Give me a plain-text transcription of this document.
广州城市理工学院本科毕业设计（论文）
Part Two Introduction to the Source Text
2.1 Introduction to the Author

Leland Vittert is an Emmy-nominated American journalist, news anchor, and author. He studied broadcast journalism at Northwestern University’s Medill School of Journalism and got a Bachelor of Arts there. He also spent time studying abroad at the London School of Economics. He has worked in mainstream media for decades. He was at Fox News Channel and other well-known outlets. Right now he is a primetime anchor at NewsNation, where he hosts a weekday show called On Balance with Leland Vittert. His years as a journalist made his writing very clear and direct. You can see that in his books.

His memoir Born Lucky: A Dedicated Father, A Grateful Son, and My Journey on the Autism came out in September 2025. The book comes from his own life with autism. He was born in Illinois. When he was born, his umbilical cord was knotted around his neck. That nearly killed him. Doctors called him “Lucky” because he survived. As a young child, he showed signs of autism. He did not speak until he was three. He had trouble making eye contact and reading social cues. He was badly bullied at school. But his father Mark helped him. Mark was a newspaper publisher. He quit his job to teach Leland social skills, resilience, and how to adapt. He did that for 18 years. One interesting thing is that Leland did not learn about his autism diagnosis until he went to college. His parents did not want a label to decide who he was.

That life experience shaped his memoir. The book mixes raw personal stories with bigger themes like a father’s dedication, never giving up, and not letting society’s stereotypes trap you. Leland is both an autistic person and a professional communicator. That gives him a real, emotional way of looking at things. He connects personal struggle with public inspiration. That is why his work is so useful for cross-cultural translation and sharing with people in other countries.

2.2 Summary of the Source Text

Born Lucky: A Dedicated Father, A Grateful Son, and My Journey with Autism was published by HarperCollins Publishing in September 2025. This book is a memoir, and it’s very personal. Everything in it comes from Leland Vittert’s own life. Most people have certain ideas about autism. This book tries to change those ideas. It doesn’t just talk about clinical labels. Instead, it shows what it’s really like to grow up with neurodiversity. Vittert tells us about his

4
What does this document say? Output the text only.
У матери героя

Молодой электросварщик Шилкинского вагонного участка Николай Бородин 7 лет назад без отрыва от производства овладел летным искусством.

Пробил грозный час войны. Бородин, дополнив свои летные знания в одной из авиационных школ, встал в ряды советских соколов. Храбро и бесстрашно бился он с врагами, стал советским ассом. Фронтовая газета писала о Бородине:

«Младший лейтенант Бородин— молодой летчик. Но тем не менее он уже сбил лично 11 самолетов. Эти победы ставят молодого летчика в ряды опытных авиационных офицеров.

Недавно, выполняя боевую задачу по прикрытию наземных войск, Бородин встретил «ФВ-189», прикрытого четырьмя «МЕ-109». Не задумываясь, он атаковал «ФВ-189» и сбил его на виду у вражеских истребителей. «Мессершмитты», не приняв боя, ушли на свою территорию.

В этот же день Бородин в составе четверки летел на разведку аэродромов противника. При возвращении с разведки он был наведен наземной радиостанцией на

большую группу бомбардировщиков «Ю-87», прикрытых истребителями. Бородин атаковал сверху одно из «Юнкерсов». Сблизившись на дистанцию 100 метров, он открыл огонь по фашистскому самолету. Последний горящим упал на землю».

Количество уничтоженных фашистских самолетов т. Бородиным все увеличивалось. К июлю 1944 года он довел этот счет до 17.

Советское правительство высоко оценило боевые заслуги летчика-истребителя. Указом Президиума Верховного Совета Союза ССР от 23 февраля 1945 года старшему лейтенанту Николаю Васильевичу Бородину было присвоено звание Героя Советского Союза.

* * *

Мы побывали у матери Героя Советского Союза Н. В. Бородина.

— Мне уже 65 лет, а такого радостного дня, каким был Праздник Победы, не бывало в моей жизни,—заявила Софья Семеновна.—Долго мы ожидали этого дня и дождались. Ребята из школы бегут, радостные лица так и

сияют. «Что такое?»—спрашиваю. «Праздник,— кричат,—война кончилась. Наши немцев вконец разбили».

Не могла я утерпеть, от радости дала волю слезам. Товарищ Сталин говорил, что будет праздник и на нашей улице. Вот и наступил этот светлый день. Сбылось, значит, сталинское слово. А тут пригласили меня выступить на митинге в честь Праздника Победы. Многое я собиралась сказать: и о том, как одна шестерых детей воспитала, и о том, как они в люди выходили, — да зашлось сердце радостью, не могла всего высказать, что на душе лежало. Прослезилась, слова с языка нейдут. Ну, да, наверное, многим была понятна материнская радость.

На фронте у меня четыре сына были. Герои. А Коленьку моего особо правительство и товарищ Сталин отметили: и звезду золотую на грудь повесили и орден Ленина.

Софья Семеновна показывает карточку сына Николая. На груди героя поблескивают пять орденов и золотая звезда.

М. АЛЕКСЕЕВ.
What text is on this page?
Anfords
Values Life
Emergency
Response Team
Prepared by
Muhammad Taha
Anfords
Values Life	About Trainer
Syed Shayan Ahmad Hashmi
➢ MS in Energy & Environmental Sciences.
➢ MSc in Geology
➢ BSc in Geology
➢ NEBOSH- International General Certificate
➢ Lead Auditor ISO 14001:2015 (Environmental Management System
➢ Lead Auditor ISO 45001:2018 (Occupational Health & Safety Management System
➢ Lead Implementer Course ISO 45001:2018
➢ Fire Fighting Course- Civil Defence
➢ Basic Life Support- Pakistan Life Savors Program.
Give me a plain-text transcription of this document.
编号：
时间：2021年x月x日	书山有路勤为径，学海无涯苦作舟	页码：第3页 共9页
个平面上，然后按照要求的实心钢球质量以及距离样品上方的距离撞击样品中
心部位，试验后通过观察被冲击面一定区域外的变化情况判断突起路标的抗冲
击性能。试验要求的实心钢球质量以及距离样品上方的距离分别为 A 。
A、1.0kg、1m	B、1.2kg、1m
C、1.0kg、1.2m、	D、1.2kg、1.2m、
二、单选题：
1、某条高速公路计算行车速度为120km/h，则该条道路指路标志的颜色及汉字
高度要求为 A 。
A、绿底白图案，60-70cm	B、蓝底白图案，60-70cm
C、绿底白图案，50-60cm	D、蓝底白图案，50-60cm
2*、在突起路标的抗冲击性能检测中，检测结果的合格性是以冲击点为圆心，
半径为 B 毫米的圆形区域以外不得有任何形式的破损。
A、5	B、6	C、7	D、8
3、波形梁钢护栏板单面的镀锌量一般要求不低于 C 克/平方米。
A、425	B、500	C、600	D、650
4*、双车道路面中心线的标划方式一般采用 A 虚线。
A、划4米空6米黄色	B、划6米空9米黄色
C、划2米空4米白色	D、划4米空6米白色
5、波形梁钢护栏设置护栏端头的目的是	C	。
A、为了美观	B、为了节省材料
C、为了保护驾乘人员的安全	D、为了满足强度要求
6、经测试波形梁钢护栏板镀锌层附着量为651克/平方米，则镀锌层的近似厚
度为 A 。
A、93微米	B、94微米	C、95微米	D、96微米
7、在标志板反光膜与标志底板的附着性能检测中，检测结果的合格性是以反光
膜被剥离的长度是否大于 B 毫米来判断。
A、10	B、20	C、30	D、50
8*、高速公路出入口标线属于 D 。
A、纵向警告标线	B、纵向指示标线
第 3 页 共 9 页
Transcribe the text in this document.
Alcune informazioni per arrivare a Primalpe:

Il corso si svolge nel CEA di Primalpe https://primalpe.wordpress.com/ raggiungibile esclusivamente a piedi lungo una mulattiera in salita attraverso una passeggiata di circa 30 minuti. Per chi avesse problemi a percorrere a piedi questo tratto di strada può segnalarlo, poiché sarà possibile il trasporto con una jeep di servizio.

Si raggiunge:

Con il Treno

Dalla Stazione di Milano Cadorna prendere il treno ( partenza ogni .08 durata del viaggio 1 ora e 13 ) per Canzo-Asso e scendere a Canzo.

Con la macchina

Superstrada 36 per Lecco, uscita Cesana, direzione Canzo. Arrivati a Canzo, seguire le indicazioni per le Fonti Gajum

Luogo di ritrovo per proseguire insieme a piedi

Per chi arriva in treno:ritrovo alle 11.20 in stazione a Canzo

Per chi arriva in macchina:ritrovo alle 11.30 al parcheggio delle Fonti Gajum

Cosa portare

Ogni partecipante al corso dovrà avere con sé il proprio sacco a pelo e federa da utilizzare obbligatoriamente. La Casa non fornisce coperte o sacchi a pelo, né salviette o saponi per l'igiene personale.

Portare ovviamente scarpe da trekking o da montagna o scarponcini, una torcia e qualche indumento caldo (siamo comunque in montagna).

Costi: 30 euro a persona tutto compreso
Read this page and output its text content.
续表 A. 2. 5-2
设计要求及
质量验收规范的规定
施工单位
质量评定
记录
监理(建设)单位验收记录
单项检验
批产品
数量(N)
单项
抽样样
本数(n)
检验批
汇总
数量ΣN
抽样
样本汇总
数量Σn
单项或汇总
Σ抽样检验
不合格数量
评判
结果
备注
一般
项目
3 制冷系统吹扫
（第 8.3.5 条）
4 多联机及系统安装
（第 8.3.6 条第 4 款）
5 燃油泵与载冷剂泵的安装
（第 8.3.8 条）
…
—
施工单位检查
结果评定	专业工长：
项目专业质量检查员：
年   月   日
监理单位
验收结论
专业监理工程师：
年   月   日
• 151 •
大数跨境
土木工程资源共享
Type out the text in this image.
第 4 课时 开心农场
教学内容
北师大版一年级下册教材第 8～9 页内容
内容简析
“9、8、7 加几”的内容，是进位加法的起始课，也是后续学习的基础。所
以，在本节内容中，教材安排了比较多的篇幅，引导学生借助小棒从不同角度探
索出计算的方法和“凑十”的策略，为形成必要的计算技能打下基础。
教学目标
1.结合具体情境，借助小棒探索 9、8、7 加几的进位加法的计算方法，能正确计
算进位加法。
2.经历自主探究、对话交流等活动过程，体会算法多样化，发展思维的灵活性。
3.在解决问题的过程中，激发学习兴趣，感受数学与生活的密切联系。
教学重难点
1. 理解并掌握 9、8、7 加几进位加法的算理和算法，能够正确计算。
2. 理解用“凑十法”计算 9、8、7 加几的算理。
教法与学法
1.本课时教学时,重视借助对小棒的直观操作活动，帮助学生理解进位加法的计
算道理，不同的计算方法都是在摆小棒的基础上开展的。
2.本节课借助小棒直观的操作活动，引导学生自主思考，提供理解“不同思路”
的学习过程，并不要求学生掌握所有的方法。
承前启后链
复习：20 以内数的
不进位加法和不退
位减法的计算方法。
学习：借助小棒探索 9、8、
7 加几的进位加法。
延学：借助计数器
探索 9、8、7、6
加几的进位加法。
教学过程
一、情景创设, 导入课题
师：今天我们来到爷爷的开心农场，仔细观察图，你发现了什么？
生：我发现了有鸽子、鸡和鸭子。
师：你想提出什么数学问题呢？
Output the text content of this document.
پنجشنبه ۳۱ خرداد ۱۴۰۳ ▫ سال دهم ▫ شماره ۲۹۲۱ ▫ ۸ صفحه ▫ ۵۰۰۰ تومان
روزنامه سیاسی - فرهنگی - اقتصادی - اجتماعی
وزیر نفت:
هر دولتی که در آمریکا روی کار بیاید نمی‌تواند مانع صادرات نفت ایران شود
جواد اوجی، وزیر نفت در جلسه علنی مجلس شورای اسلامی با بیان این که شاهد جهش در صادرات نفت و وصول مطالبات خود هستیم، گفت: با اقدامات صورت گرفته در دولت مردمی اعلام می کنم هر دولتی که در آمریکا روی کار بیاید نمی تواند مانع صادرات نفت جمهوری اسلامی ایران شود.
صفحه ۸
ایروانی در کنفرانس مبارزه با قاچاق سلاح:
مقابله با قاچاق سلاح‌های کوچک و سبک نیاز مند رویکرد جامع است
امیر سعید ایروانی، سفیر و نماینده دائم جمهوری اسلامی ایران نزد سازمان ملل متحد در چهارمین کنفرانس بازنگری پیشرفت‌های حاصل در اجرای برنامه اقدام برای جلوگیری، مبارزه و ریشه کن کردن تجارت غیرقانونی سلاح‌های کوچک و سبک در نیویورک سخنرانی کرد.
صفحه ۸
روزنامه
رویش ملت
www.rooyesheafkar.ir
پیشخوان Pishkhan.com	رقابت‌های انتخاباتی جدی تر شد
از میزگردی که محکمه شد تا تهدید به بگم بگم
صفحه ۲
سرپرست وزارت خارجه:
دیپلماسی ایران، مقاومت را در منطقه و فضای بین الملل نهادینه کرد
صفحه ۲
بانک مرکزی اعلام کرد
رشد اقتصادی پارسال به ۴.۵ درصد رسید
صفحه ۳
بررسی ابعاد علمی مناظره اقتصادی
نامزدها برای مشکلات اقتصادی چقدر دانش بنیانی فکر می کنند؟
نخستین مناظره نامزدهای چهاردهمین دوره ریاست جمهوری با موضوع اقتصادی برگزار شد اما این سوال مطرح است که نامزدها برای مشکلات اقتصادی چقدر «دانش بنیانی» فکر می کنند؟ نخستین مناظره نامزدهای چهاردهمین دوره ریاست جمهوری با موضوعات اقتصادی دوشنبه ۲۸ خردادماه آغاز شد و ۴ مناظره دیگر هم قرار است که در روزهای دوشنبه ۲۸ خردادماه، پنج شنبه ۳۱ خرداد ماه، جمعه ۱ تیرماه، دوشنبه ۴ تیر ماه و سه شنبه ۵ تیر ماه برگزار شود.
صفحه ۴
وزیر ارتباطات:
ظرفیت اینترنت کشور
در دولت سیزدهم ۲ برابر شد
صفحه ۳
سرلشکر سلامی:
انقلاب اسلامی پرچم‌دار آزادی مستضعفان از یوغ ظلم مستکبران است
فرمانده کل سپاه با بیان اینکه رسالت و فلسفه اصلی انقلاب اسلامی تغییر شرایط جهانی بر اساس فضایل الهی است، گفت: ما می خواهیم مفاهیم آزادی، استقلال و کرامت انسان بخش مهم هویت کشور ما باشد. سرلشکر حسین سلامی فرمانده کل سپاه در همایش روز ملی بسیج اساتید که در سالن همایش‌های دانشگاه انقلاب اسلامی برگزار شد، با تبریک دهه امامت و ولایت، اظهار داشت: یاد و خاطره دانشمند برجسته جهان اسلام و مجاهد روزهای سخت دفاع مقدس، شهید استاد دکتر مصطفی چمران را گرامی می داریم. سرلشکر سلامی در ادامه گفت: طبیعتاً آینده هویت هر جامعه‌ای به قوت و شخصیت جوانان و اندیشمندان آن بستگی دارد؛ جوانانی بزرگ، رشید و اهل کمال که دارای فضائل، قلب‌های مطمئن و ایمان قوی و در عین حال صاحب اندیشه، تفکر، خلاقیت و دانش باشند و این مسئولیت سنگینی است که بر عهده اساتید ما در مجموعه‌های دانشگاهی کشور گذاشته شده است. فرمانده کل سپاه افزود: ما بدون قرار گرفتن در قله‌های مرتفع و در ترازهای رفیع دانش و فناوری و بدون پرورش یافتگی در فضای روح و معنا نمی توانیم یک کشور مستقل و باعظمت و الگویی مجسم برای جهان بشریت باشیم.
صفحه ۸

-*-*-

**DIRECTION**
From the data above, copy each line where the string "Gajum" appears.

**COMPLETE ANSWER**
Superstrada 36 per Lecco, uscita Cesana, direzione Canzo. Arrivati a Canzo, seguire le indicazioni per le Fonti Gajum
Per chi arriva in macchina:ritrovo alle 11.30 al parcheggio delle Fonti Gajum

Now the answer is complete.